Bahrain and the UAE have not fought wars against Israel, unlike Egypt and Jordan, which signed peace treaties with Israel in 1979 and 1994 respectively.

'Day of popular uprising'

A new civil society group representing various factions called for "a day of popular uprising" on Tuesday to coincide with the signing of the deal.

The group, called the United Palestinian Leadership for Popular Resistance (UPLPR), was formed following the meeting between leaders of all Palestinian political factions in the Lebanese capital Beirut last week. 

In its first statement, the group called for nationwide protests - named "the black day" - across Palestinian territories to demand the cancellation of the so-called "deal of the century" and Israeli occupation.  

It also called for another day of protests - dubbed "day of mourning" - on Friday, during which black flags were to be raised to express rejection of the normalisation agreement. 

On Tuesday, protests kicked off at 11am across the occupied West Bank. 

In Hebron, minor clashes erupted between young Palestinians and Israeli forces in Bab al-Zaweya at the end of a demonstration, according to a Middle East Eye correspondent. 

Fahmy Shaheen, the representative of National and Islamic Forces in Hebron, said that protests in his city reflected anger at the almost daily confrontation between residents and Israeli settlers and army forces due to the continued expansion of settlements in the historic city. 

"We are expressing our rejection of normalisation because it is happening at the expense of the rights and sacrifices of the Palestinian people," Shaheen told MEE.

Palestinians in in Ramallah protest against the signing of normalisation accords between Israel and the UAE and Bahrain (MEE/Shatha Hammad)
Palestinians in Ramallah protest against the signing of normalisation accords between Israel and two Gulf Arab states (MEE/Shatha Hammad)

"It is also a free service to the United States and Israel, taking place at the expense of Arab aspirations for freedom.

[Dataset rows]
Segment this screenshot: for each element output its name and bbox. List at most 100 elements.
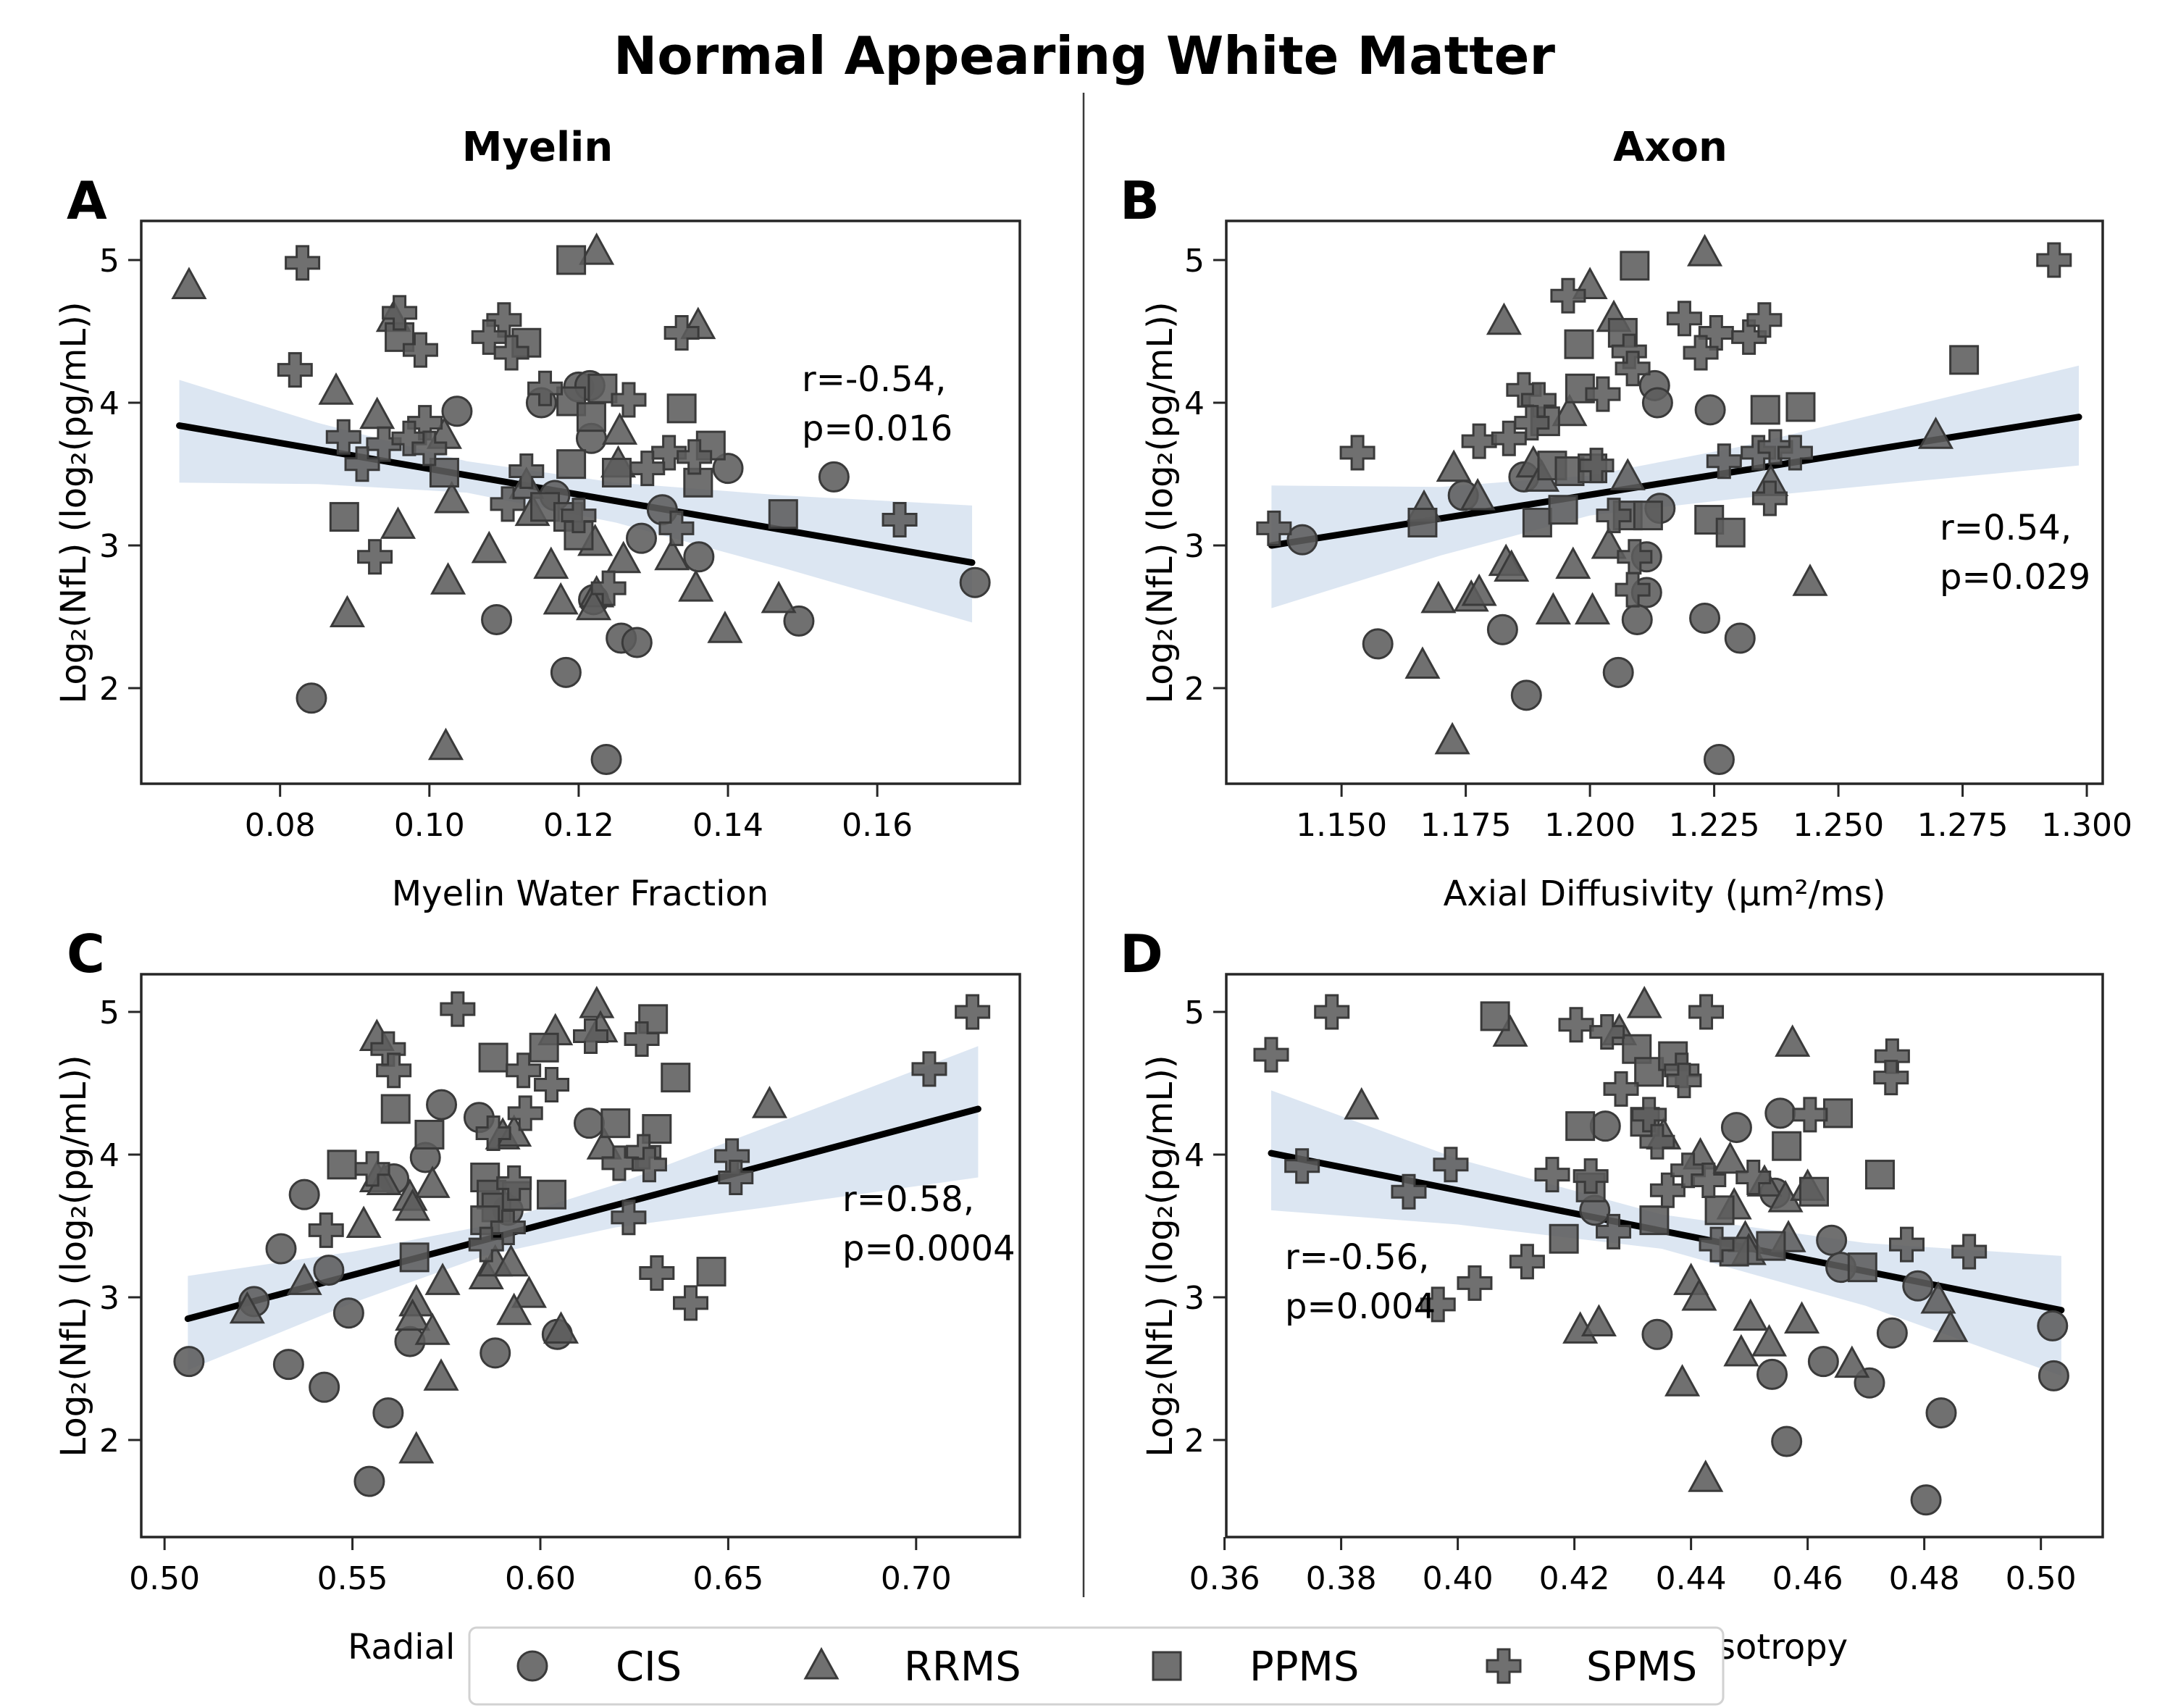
rrms-data-point: [318, 372, 354, 405]
rrms-data-point: [1920, 1281, 1956, 1314]
cis-data-point: [1362, 628, 1394, 660]
ppms-data-point: [529, 1032, 559, 1063]
spms-data-point: [507, 1095, 543, 1131]
spms-data-point: [1639, 1123, 1675, 1160]
spms-data-point: [1573, 1158, 1609, 1194]
spms-data-point: [1698, 314, 1734, 351]
regression-line: [176, 422, 976, 566]
x-tick-label: 0.12: [543, 807, 614, 844]
cis-legend-marker: [516, 1650, 548, 1682]
ppms-data-point: [1823, 1098, 1854, 1129]
panel-plot-area: [171, 233, 991, 776]
legend-label-spms: SPMS: [1586, 1644, 1697, 1691]
spms-data-point: [411, 430, 448, 466]
spms-data-point: [651, 435, 687, 471]
ppms-data-point: [1785, 392, 1816, 422]
ppms-data-point: [1633, 501, 1663, 531]
panel-plot-area: [173, 986, 991, 1497]
rrms-data-point: [606, 540, 642, 574]
spms-data-point: [882, 502, 918, 538]
spms-data-point: [382, 295, 418, 331]
panel-D: 0.360.380.400.420.440.460.480.505432Frac…: [1120, 924, 2104, 1667]
rrms-data-point: [1723, 1334, 1759, 1367]
spms-data-point: [1666, 301, 1702, 337]
cis-data-point: [783, 605, 815, 637]
spms-data-point: [1706, 443, 1742, 480]
y-tick-label: 4: [99, 385, 120, 422]
spms-legend-marker: [1486, 1648, 1522, 1684]
x-tick-label: 0.50: [129, 1560, 200, 1597]
cis-data-point: [1764, 1097, 1796, 1129]
cis-data-point: [272, 1349, 304, 1381]
rrms-data-point: [654, 537, 690, 571]
ppms-data-point: [414, 1119, 445, 1150]
legend: CIS RRMS PPMS SPMS: [468, 1626, 1725, 1706]
spms-data-point: [440, 991, 476, 1027]
rrms-data-point: [398, 1431, 435, 1464]
cis-data-point: [1876, 1317, 1908, 1349]
x-tick-label: 1.200: [1544, 807, 1636, 844]
ppms-legend-marker: [1152, 1651, 1182, 1681]
spms-data-point: [1550, 277, 1586, 314]
spms-data-point: [376, 1052, 412, 1089]
ppms-data-point: [556, 245, 587, 275]
rrms-data-point: [1486, 302, 1522, 335]
rrms-data-point: [1434, 721, 1470, 755]
y-axis-label: Log₂(NfL) (log₂(pg/mL)): [54, 1055, 94, 1457]
spms-data-point: [1596, 1213, 1632, 1249]
cis-data-point: [1724, 622, 1756, 654]
x-tick-label: 0.50: [2006, 1560, 2077, 1597]
figure-title: Normal Appearing White Matter: [614, 25, 1555, 86]
x-tick-label: 1.175: [1420, 807, 1512, 844]
cis-data-point: [683, 541, 715, 573]
ppms-data-point: [1704, 1195, 1735, 1226]
rrms-data-point: [424, 1263, 461, 1295]
rrms-data-point: [543, 1311, 579, 1344]
spms-data-point: [1735, 1160, 1772, 1196]
ppms-data-point: [1756, 1231, 1786, 1261]
rrms-data-point: [1687, 234, 1723, 267]
cis-data-point: [1807, 1346, 1839, 1378]
x-tick-label: 0.16: [842, 807, 913, 844]
rrms-data-point: [1932, 1310, 1969, 1342]
spms-data-point: [1603, 1071, 1639, 1107]
x-tick-label: 0.48: [1889, 1560, 1960, 1597]
ppms-data-point: [661, 1063, 691, 1093]
spms-data-point: [1666, 1063, 1702, 1099]
rrms-data-point: [1688, 1460, 1724, 1492]
y-tick-label: 5: [1184, 243, 1205, 280]
spms-data-point: [1491, 420, 1527, 456]
spms-data-point: [1433, 1147, 1469, 1183]
cis-data-point: [1925, 1397, 1957, 1429]
rrms-data-point: [1494, 549, 1530, 582]
ppms-data-point: [1480, 1001, 1510, 1031]
cis-data-point: [590, 744, 622, 776]
ppms-data-point: [1949, 345, 1980, 375]
correlation-annotation: p=0.029: [1940, 557, 2090, 598]
rrms-data-point: [678, 569, 714, 602]
spms-data-point: [1615, 351, 1651, 387]
rrms-data-point: [1775, 1024, 1811, 1057]
spms-data-point: [1514, 405, 1550, 441]
cis-data-point: [1689, 602, 1721, 634]
rrms-data-point: [1751, 1323, 1788, 1357]
spms-data-point: [1339, 435, 1375, 471]
spms-data-point: [673, 1285, 709, 1321]
rrms-data-point: [1492, 1014, 1528, 1047]
ppms-data-point: [1864, 1160, 1895, 1190]
cis-data-point: [1621, 603, 1653, 635]
y-axis-label: Log₂(NfL) (log₂(pg/mL)): [54, 301, 94, 703]
cis-data-point: [1756, 1358, 1788, 1390]
axes-spines: [140, 219, 1021, 785]
x-axis-label: Myelin Water Fraction: [392, 874, 769, 914]
cis-data-point: [309, 1371, 340, 1403]
correlation-annotation: p=0.016: [802, 409, 952, 449]
correlation-annotation: p=0.0004: [842, 1228, 1016, 1269]
axes-spines: [1225, 973, 2104, 1539]
rrms-data-point: [493, 1244, 529, 1277]
x-axis-label: Axial Diffusivity (μm²/ms): [1444, 874, 1886, 914]
cis-data-point: [296, 682, 327, 714]
spms-data-point: [1951, 1234, 1988, 1270]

What is asked:
a) Lay out the records as a Markdown table with the columns "Row" and "Record", numbering each line and skipping blank lines. Start at the record line that contains "rrms-data-point: [318, 372, 354, 405]" and end after the one that contains "924, 2104, 1667]".
b) Continue the news text about Palestinian protests against the normalization accords from the point where it stops.
The news text and the records are unrelated material.

Expected results:
a)
| Row | Record |
|---|---|
| 1 | rrms-data-point: [318, 372, 354, 405] |
| 2 | rrms-data-point: [1920, 1281, 1956, 1314] |
| 3 | cis-data-point: [1362, 628, 1394, 660] |
| 4 | ppms-data-point: [529, 1032, 559, 1063] |
| 5 | spms-data-point: [507, 1095, 543, 1131] |
| 6 | spms-data-point: [1639, 1123, 1675, 1160] |
| 7 | spms-data-point: [1573, 1158, 1609, 1194] |
| 8 | spms-data-point: [1698, 314, 1734, 351] |
| 9 | regression-line: [176, 422, 976, 566] |
| 10 | x-tick-label: 0.12: [543, 807, 614, 844] |
| 11 | cis-legend-marker: [516, 1650, 548, 1682] |
| 12 | ppms-data-point: [1823, 1098, 1854, 1129] |
| 13 | panel-plot-area: [171, 233, 991, 776] |
| 14 | legend-label-spms: SPMS: [1586, 1644, 1697, 1691] |
| 15 | spms-data-point: [411, 430, 448, 466] |
| 16 | spms-data-point: [651, 435, 687, 471] |
| 17 | ppms-data-point: [1785, 392, 1816, 422] |
| 18 | ppms-data-point: [1633, 501, 1663, 531] |
| 19 | panel-plot-area: [173, 986, 991, 1497] |
| 20 | rrms-data-point: [606, 540, 642, 574] |
| 21 | spms-data-point: [882, 502, 918, 538] |
| 22 | spms-data-point: [382, 295, 418, 331] |
| 23 | panel-D: 0.360.380.400.420.440.460.480.505432Frac…: [1120, 924, 2104, 1667] |

b)
"We are not betting on Arab regimes that are trading in the aspirations of their peoples and our Palestinian cause. We only bet on the Arab people who are united [in their belief] that Palestine is a central cause."

Meanwhile, Jamal Zahalka, head of the National Democratic Assembly party, who was taking part in a protest in Wadi Ara on Tuesday, described the signing of the normalisation agreement as "a dangerous gift from the UAE and Bahrain to Trump and Netanyahu, who are suffering a suffocating political crisis in their countries".

"Today, the UAE and Bahrain declare that they stand by the Israeli occupation against the Palestinian people. What is being discussed now is not normalisation, but rather a strategic alliance," he said.

"Whoever joins an alliance with Israel can never be with the Palestinian people and their just rights."

Faisal Salameh, the head of the popular committee in Tulkarem, told MEE that demonstrations there carried "a message of love and respect for all Arab peoples", despite criticism against the governments of the UAE and Bahrain.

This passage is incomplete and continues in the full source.